REQUEST 1: In two sentences, sum up the TriviaAdvisor description below.
REQUEST 2: According to the TriviaAdvisor description, what character does the project's name use in place of a hyphen?
REQUEST 3: Give again the part of the TriviaAdvisor description starting at "# 1. Index Job" and ending at "venues = fetch_venues()".
━━ SELECTED TEXT
TriviaAdvisor

TriviaAdvisor helps you find and track pub quiz nights and trivia events in your area. Think of it as a "Yelp for pub quizzes" - helping trivia enthusiasts discover new venues and keep track of their favorite quiz nights.

Repository Information

GitHub Repository: holden/trivia_advisor
Note: This project uses an underscore in its name (trivia_advisor), not a hyphen.

Features

🎯 Find trivia nights near you
📅 Track recurring events by venue
🌐 Aggregates data from multiple trivia providers
🗺️ Map integration for easy venue discovery
📱 Mobile-friendly interface

Scraper Design Pattern

🏗️ File Structure

lib/trivia_advisor/scraping/scrapers/[source_name]/
├── scraper.ex          # Main scraper module
└── venue_extractor.ex  # HTML extraction logic

🔄 Main Scraper Flow

# 1. Index Job to fetch venue list
def perform(%Oban.Job{id: job_id}) do
  # Question One: RSS feed pagination
  # Inquizition: API endpoint
  venues = fetch_venues()

  # 2. Process venues by scheduling detail jobs
  total_venues = length(venues)
  processed_venues = schedule_detail_jobs(venues)

  # 3. Update Job Metadata
  JobMetadata.update_index_job(job_id, %{
    total_venues: total_venues,
    enqueued_jobs: processed_venues,
    metadata: %{
      started_at: start_time,
      completed_at: DateTime.utc_now()
    }
  })
  
  :ok
end

🏢 Venue Processing Steps

# 1. Extract Basic Venue Data
venue_data = %{
  name: extracted_data.title,
  address: extracted_data.address,
  phone: extracted_data.phone,
  website: extracted_data.website
}

# 2. Process Through VenueStore
{:ok, venue} = VenueStore.process_venue(venue_data)
━━━━
━━ EXTRACTED RECORDS
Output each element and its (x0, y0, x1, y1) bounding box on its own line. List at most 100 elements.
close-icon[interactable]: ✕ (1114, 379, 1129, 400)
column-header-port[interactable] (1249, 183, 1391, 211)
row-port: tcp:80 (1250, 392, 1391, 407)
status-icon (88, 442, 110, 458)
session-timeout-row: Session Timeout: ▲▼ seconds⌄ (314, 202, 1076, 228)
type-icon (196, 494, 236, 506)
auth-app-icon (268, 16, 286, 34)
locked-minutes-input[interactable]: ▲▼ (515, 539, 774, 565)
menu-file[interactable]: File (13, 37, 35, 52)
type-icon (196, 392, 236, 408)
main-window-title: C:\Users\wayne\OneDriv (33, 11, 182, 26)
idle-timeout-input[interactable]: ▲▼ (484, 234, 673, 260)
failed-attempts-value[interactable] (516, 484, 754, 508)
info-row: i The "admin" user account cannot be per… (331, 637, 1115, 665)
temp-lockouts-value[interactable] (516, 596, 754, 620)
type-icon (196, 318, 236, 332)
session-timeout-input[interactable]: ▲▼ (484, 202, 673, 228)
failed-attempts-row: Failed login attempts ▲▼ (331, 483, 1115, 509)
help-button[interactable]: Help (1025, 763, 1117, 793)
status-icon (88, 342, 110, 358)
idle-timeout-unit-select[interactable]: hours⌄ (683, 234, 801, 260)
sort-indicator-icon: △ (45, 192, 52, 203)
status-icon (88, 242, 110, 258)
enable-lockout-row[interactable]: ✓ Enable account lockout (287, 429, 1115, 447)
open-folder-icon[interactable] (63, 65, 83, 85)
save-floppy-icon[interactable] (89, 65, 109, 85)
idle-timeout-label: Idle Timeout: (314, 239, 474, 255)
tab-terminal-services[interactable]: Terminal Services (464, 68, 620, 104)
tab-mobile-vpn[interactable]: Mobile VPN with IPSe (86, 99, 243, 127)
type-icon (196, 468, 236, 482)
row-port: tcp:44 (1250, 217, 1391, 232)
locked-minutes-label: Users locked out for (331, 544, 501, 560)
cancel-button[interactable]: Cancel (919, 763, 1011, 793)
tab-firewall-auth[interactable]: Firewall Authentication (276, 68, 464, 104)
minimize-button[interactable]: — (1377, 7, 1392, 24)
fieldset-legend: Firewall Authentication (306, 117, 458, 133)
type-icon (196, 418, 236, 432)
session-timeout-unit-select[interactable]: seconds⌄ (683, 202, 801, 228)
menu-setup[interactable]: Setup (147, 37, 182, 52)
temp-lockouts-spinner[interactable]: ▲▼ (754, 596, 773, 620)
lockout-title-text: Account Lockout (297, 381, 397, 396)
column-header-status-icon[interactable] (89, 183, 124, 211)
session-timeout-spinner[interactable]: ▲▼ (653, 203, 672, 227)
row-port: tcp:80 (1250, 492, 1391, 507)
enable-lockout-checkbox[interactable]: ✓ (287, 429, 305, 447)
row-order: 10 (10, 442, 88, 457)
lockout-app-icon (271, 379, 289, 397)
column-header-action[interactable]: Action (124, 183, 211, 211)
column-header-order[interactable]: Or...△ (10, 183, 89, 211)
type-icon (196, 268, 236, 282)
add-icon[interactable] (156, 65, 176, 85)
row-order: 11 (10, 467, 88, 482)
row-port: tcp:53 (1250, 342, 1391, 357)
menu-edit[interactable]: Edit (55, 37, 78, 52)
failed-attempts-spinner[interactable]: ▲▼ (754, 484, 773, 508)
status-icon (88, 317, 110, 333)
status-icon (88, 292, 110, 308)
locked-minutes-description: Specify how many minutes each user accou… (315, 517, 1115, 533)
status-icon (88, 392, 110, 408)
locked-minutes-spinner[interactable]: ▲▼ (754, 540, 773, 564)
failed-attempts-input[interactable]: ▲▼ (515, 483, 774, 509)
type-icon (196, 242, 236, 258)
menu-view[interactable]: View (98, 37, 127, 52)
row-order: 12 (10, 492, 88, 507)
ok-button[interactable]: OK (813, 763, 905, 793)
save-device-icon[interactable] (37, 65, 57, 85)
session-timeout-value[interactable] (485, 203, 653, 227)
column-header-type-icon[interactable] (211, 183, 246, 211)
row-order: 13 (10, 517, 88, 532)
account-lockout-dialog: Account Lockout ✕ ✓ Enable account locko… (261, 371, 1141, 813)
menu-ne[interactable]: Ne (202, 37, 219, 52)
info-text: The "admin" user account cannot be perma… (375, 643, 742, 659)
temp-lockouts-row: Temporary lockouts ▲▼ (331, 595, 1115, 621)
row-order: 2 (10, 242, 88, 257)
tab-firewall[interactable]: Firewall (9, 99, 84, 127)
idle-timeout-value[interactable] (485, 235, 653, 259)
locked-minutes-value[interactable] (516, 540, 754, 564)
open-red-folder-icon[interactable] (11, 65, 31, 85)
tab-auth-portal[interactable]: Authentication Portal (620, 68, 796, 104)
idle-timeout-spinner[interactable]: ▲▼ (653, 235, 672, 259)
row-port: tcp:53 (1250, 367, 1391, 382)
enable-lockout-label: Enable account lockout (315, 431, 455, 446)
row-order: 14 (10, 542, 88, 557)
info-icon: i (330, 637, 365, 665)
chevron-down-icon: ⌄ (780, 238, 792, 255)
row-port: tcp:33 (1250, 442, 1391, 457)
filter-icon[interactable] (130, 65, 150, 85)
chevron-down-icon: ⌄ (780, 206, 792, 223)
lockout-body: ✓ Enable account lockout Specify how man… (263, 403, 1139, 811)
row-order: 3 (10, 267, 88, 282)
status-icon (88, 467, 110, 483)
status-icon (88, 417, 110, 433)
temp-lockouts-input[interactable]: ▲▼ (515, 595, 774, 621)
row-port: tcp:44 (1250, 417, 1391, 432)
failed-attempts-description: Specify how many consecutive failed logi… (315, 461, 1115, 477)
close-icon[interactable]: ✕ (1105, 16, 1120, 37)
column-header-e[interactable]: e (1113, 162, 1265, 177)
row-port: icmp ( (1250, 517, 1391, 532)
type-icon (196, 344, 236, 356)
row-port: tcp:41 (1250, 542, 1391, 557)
━━━━
EXPECTED ANSWER 1: TriviaAdvisor helps people find and track pub quiz nights and trivia events in their area, working like a "Yelp for pub quizzes." Its features include finding nearby trivia nights, tracking recurring events by venue, gathering data from multiple trivia providers, map integration and a mobile-friendly interface.

EXPECTED ANSWER 2: An underscore (trivia_advisor).

EXPECTED ANSWER 3:
# 1. Index Job to fetch venue list
def perform(%Oban.Job{id: job_id}) do
  # Question One: RSS feed pagination
  # Inquizition: API endpoint
  venues = fetch_venues()